▶ _ACTION ITEM_
Quote the stretch of the multiprocessing post from "Multiprocessing a function" through "generated for it.".

▶ _DOCUMENT EXTRACT_
┄┄┄┄┄┄┄┄┄┄┄┄┄┄┄┄┄┄┄┄

Multiprocessing a function that tests a given dataset against a list of distributions. Returning function values from each iteration through list

I am working on processing a dataset that includes dense GPS data. My goal is to use parallel processing to test my dataset against all possible distributions and return the best one with the parameters generated for said distribution.
Currently, I have code that does this in serial thanks to this answer https://stackoverflow.com/a/37616966. Of course, it is going to take entirely too long to process my full dataset. I have been playing around with multiprocessing, but can't seem to get it to work right. I want it to test multiple distributions in parallel, keeping track of sum of square error. Then I want to select the distribution with the lowest SSE and return its name along with the parameters generated for it.
def fit_dist(distribution, data=data, bins=200, ax=None):
#Block of code that tests the distribution and generates params
return(distribution.name, best_params, sse)
if __name__ == '__main__':
p = Pool()
result = p.map(fit_dist, DISTRIBUTIONS)
p.close()
p.join()
I need some help with how to actually make use of the return values on each of the iterations in the multiprocessing to compare those values. I'm really new to python especially multiprocessing so please be patient with me and explain as much as possible.
The problem I'm having is it's giving me an "UnboundLocalError" on the variables that I'm trying to return from my fit_dist function. The DISTRIBUTIONS list is 89 objects. Could this be related to the parallel processing, or is it something to do with the definition of fit_dist?
With the help of Tomerikoo's comment and some further struggling, I got the code working the way I wanted it to. The UnboundLocalError was due to me not putting the return statement in the correct block of code within my fit_dist function. To answer the question I did the following.

┄┄┄┄┄┄┄┄┄┄┄┄┄┄┄┄┄┄┄┄

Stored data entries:
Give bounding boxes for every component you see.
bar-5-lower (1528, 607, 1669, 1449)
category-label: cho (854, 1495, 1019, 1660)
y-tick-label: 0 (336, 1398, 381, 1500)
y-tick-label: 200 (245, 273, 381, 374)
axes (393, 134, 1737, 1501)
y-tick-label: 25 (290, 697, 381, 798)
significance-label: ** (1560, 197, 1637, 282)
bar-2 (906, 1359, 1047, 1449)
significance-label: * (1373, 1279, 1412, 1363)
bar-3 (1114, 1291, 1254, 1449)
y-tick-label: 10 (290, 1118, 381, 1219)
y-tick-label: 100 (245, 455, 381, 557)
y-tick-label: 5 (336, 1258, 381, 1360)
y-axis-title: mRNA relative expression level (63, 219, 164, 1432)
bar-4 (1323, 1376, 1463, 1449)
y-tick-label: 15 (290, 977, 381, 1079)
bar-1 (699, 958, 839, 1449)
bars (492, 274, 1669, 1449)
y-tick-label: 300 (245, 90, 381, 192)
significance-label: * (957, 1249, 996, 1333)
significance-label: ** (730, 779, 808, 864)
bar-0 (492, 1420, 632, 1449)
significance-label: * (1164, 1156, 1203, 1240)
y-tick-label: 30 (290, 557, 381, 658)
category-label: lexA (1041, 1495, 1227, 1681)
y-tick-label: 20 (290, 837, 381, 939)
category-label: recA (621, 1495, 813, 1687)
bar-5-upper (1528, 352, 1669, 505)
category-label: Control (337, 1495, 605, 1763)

┄┄┄┄┄┄┄┄┄┄┄┄┄┄┄┄┄┄┄┄

▶ _RESPONSE TO THIS EXERCISE_
Multiprocessing a function that tests a given dataset against a list of distributions. Returning function values from each iteration through list

I am working on processing a dataset that includes dense GPS data. My goal is to use parallel processing to test my dataset against all possible distributions and return the best one with the parameters generated for said distribution.
Currently, I have code that does this in serial thanks to this answer https://stackoverflow.com/a/37616966. Of course, it is going to take entirely too long to process my full dataset. I have been playing around with multiprocessing, but can't seem to get it to work right. I want it to test multiple distributions in parallel, keeping track of sum of square error. Then I want to select the distribution with the lowest SSE and return its name along with the parameters generated for it.